- 短い練習
最初の行から始めて「name (x0, y0, x1, y1).」を含む行で終わるまで、両端の行も含めてそのまま書き写すこと。画像は答えに入れない。

···

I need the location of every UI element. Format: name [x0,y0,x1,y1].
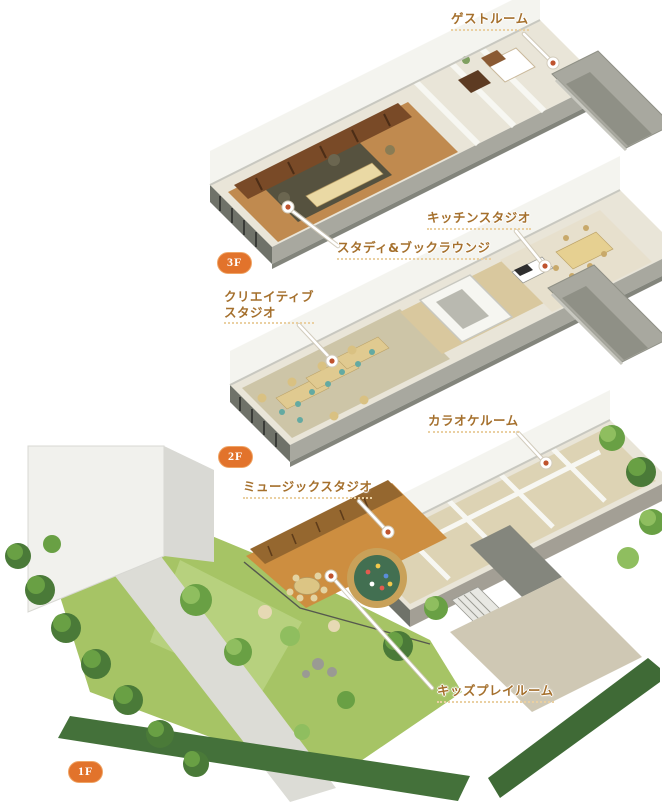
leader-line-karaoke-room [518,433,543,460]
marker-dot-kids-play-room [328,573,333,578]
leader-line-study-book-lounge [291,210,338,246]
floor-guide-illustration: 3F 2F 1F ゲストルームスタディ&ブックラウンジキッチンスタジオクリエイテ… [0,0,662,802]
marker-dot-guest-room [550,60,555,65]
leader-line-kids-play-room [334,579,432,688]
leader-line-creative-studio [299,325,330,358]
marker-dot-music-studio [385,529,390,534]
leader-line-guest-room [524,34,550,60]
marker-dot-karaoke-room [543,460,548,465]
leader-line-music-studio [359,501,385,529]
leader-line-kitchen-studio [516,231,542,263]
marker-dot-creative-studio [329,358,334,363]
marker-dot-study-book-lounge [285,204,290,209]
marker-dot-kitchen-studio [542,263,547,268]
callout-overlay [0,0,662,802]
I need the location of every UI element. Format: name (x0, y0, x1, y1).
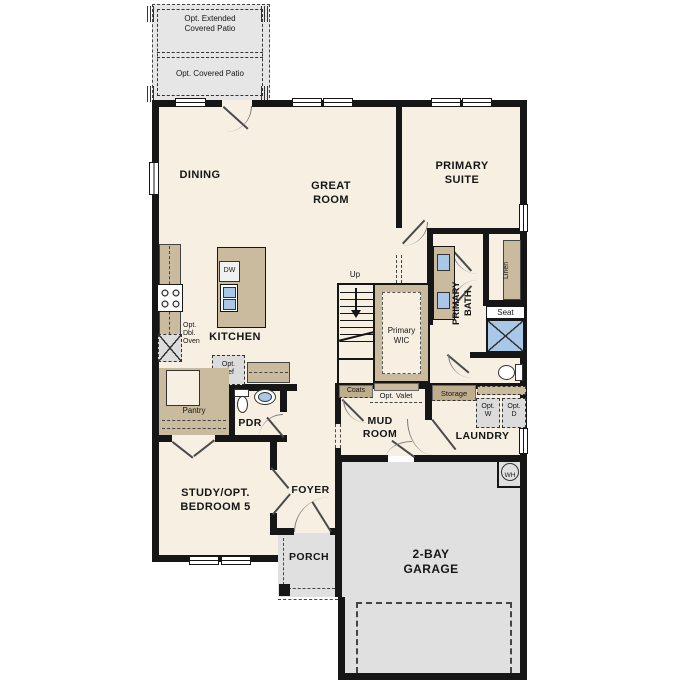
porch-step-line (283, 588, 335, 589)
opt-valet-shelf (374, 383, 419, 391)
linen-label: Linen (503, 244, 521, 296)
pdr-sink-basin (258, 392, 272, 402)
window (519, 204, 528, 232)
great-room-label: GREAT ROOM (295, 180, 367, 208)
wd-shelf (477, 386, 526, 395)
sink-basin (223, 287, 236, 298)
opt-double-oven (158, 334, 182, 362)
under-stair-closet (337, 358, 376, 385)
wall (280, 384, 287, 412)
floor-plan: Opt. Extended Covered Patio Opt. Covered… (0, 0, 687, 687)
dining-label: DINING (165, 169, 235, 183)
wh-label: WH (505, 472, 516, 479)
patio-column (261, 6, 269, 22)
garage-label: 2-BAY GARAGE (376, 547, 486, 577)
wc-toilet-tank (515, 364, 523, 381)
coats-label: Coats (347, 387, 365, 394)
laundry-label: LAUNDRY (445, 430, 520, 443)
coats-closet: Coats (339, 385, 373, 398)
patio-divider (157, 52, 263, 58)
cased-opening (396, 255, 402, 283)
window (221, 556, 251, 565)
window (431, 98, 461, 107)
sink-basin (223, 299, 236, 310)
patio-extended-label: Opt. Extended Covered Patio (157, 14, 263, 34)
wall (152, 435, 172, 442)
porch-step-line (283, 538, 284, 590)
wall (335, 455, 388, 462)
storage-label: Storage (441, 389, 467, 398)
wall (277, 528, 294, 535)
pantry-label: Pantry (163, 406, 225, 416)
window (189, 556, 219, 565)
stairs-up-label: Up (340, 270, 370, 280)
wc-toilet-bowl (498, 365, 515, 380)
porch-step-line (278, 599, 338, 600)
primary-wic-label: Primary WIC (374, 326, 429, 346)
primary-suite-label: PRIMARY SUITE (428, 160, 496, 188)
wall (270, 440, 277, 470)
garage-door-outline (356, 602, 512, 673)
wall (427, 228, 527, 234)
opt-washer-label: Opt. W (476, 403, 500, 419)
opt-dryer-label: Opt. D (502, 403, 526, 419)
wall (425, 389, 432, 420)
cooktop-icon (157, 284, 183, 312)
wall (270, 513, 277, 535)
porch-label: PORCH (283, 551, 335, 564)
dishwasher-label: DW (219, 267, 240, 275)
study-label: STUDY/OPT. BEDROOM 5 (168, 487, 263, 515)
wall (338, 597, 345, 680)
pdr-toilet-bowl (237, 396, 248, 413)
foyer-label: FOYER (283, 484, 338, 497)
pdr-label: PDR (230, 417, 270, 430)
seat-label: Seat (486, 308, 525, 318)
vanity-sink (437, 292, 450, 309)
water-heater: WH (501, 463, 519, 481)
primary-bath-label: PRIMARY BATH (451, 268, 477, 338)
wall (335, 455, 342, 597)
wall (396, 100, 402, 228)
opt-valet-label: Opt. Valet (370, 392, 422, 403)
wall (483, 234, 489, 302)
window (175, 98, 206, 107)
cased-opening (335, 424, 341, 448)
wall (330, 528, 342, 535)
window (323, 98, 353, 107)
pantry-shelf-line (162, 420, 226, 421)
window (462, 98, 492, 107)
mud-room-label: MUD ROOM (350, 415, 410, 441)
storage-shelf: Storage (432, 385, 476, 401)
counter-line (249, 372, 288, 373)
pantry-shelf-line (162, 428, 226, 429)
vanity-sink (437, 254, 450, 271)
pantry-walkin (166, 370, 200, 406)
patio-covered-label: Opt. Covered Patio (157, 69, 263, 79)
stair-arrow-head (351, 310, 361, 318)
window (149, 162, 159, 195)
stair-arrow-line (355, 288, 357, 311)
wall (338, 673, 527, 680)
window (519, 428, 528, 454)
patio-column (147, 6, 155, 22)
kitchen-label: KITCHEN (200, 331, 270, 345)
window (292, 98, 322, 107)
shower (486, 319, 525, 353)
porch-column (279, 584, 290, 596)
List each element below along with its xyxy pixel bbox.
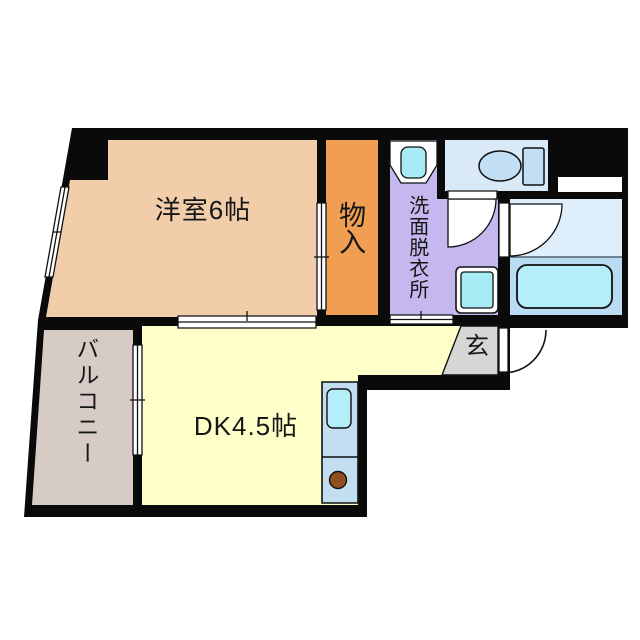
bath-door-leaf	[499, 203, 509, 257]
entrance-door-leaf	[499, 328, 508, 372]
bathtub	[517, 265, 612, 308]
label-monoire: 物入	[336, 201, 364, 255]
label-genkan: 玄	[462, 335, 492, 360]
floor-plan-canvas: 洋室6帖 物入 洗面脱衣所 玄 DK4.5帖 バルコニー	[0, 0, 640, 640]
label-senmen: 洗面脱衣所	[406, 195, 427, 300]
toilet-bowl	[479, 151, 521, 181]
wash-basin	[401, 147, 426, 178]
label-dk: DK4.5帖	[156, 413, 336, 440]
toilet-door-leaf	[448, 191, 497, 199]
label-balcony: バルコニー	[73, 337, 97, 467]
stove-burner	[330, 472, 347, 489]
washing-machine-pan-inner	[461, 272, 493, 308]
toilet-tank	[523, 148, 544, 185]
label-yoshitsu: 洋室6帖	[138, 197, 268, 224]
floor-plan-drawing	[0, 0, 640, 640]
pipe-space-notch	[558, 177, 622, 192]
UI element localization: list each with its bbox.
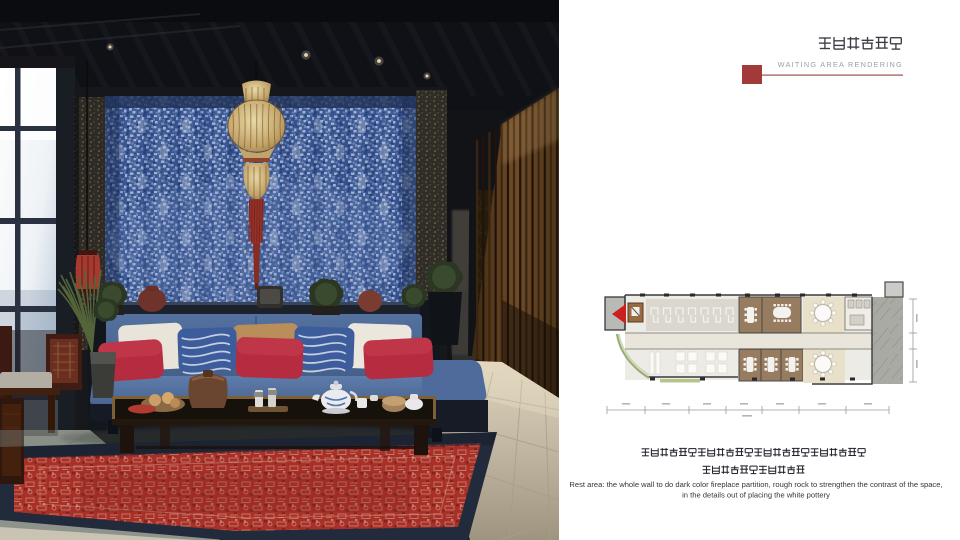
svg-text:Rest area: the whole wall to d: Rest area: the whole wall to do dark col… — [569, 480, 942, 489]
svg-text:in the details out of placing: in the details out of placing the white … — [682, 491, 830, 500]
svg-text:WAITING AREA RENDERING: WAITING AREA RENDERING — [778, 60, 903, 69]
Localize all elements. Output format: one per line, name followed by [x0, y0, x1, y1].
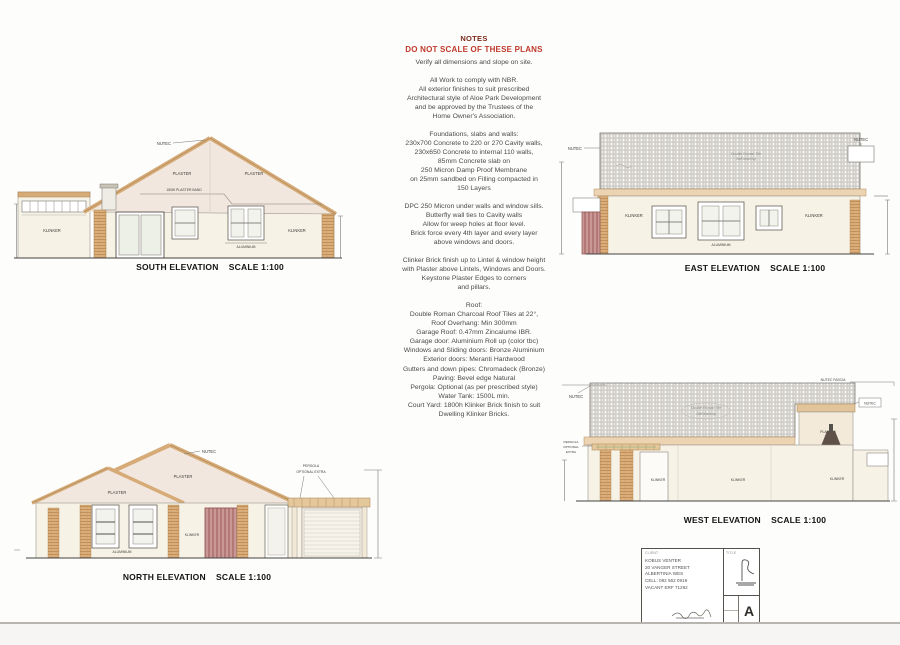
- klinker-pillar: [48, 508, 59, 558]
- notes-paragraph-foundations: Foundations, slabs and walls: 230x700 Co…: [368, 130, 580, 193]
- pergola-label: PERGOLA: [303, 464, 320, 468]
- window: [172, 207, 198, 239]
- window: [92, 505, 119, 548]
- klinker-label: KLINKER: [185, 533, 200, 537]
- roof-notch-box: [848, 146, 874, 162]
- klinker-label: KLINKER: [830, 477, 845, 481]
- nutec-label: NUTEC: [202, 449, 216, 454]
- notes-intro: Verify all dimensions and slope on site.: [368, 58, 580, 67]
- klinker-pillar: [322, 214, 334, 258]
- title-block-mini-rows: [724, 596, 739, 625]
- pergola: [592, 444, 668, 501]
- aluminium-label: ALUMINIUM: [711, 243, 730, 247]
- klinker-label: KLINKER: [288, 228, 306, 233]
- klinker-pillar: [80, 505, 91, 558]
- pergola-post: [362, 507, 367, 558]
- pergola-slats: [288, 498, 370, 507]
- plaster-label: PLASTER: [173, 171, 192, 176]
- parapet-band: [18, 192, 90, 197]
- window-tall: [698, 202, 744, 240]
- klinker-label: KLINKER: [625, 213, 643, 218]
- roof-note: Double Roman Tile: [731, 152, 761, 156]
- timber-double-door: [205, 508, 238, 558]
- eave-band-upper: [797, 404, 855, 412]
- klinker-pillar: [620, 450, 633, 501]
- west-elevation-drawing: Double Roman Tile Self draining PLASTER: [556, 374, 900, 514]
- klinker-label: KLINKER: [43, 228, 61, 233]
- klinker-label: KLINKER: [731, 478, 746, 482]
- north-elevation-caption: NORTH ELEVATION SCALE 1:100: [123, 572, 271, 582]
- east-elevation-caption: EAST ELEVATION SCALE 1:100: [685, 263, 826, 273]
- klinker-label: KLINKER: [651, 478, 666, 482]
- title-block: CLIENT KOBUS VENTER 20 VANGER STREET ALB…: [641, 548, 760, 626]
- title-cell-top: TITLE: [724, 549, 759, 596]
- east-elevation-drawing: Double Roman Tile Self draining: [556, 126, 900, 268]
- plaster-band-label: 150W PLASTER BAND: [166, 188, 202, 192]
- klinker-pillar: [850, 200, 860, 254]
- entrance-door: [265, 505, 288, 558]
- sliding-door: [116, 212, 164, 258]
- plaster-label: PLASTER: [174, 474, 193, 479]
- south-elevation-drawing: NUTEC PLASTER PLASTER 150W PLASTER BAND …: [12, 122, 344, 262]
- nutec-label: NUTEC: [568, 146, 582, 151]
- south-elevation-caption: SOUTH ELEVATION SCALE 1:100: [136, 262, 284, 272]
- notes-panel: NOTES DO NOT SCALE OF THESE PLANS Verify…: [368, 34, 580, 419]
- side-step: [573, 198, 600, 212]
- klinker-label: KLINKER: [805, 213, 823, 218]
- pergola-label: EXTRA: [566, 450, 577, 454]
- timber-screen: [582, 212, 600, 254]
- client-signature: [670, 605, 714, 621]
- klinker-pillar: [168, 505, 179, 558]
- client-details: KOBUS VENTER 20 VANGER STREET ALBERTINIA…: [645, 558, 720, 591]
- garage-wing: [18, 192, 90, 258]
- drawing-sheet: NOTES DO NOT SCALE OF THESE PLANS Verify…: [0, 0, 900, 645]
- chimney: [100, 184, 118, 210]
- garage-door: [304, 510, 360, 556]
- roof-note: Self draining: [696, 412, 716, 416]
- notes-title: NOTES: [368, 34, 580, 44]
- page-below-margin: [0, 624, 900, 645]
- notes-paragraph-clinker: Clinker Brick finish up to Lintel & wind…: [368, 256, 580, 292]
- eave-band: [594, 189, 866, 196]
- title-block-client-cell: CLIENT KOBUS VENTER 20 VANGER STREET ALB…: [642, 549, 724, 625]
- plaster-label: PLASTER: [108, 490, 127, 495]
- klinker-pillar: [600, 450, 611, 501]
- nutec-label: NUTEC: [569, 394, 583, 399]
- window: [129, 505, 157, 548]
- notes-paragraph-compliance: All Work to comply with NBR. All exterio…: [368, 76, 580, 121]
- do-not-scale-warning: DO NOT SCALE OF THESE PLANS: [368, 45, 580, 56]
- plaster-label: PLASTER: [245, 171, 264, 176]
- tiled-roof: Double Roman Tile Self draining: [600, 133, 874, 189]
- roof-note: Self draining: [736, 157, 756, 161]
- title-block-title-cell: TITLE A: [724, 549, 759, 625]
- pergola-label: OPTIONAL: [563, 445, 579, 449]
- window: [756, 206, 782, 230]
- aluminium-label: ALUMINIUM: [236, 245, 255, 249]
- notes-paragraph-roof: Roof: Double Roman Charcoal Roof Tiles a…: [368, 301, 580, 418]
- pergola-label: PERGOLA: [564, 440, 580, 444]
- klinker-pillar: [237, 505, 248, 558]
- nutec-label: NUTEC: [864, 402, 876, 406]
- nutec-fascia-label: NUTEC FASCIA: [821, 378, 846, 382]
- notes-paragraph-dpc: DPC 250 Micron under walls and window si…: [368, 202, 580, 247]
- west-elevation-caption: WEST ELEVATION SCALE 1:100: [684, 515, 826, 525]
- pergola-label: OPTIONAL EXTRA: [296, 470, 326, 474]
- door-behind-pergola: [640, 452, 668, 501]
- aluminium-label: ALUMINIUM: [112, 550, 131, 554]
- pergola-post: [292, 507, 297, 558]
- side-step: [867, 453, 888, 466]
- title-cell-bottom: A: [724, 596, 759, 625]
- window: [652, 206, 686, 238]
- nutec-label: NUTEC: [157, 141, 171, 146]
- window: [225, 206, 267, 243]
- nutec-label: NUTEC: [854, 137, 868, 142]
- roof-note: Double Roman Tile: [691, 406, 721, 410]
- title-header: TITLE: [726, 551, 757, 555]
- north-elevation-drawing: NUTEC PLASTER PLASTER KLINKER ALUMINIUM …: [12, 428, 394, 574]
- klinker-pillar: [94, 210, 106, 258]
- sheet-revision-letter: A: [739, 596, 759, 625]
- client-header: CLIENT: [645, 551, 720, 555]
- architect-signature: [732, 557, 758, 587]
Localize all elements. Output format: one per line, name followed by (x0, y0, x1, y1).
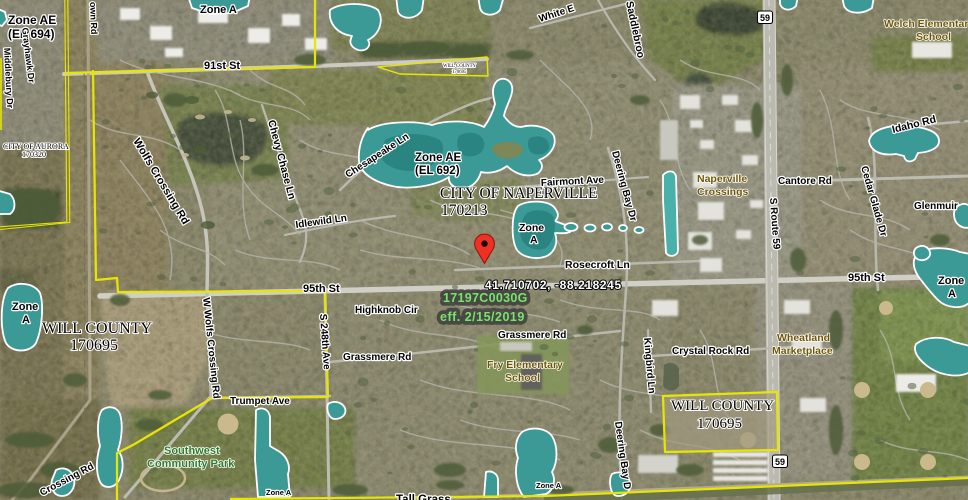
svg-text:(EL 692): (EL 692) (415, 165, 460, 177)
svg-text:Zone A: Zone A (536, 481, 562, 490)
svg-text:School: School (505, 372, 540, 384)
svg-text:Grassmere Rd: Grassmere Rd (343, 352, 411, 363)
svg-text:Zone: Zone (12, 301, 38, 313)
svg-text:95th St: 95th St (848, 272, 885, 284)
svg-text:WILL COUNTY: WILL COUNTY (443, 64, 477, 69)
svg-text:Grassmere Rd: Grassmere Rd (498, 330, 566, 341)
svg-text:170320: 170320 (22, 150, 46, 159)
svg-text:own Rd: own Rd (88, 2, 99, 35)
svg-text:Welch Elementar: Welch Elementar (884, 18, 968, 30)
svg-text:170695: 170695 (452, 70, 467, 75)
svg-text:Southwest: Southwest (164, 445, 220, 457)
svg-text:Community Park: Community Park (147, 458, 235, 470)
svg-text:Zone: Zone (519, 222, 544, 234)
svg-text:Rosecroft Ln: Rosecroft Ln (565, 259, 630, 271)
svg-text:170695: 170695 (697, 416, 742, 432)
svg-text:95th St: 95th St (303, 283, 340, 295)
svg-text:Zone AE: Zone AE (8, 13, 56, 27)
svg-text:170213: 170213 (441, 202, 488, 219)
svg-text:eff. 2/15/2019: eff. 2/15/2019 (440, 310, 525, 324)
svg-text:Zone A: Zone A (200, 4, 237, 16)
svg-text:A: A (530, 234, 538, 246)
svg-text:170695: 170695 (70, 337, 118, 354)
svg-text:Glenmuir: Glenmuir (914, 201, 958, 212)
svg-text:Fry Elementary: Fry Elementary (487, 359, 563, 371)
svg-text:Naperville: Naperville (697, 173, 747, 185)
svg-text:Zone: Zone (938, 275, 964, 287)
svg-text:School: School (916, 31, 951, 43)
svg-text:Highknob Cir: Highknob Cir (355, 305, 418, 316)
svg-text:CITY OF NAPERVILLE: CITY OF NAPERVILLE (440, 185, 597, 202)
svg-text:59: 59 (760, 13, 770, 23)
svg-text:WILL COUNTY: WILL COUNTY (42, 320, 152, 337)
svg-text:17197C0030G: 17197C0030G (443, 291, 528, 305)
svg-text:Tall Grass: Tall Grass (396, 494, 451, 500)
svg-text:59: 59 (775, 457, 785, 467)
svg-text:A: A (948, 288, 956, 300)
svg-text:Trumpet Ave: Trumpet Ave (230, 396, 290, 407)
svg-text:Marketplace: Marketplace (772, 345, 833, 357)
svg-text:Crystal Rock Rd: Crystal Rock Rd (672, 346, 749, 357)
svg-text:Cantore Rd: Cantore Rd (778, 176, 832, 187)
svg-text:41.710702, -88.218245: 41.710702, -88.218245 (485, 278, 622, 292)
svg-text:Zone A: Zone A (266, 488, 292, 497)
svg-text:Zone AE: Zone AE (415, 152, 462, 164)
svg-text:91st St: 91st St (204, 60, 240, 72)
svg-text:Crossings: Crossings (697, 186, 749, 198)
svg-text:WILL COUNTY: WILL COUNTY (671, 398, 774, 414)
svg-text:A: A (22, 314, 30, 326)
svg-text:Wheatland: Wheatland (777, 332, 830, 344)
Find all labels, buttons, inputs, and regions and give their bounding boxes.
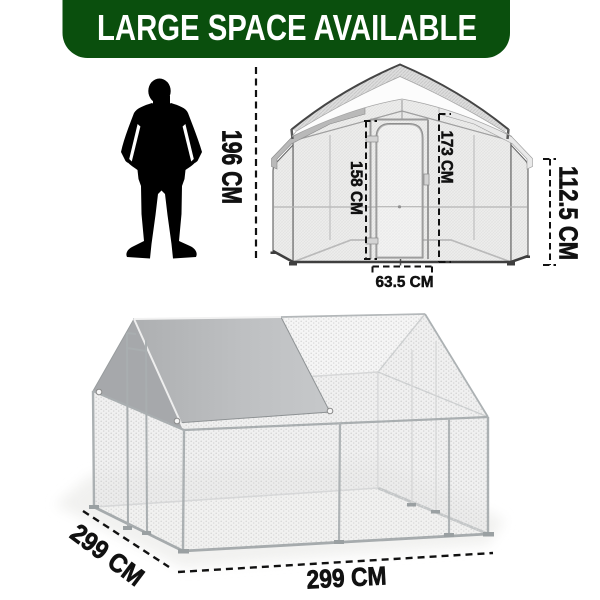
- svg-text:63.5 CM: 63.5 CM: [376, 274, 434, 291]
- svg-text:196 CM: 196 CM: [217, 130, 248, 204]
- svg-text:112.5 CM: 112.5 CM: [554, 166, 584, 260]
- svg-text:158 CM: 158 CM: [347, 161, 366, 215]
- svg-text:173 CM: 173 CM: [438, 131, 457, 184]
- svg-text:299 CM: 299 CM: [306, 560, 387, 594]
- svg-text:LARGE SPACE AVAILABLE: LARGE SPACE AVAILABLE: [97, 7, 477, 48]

···

- この問題の解答
I need the location of every UI element. Format: name [x0,y0,x1,y1].
leader-line-karaoke-room [518,433,543,460]
marker-dot-kids-play-room [328,573,333,578]
leader-line-study-book-lounge [291,210,338,246]
floor-guide-illustration: 3F 2F 1F ゲストルームスタディ&ブックラウンジキッチンスタジオクリエイテ… [0,0,662,802]
marker-dot-guest-room [550,60,555,65]
leader-line-kids-play-room [334,579,432,688]
leader-line-creative-studio [299,325,330,358]
marker-dot-music-studio [385,529,390,534]
leader-line-guest-room [524,34,550,60]
marker-dot-karaoke-room [543,460,548,465]
leader-line-music-studio [359,501,385,529]
leader-line-kitchen-studio [516,231,542,263]
marker-dot-creative-studio [329,358,334,363]
marker-dot-study-book-lounge [285,204,290,209]
marker-dot-kitchen-studio [542,263,547,268]
callout-overlay [0,0,662,802]
I need the location of every UI element. Format: name (x0, y0, x1, y1).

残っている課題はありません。